◆ Exercise goal: Locate the word "this" in the data below, then copy every line that holds it.

◆ Data:
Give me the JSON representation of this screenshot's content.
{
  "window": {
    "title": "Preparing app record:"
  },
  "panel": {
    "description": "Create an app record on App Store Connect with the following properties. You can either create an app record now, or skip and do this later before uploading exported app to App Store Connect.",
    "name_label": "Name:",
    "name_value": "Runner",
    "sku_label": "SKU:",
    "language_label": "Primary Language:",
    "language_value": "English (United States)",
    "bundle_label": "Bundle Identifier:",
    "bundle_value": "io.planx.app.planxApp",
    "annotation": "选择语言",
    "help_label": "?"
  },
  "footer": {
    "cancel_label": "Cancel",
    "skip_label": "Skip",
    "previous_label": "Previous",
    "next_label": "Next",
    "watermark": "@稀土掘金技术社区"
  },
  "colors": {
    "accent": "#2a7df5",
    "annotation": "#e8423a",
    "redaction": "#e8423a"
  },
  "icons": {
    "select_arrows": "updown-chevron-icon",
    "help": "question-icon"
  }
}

◆ The reply:
Give me the JSON representation of this screenshot's content.
    "description": "Create an app record on App Store Connect with the following properties. You can either create an app record now, or skip and do this later before uploading exported app to App Store Connect.",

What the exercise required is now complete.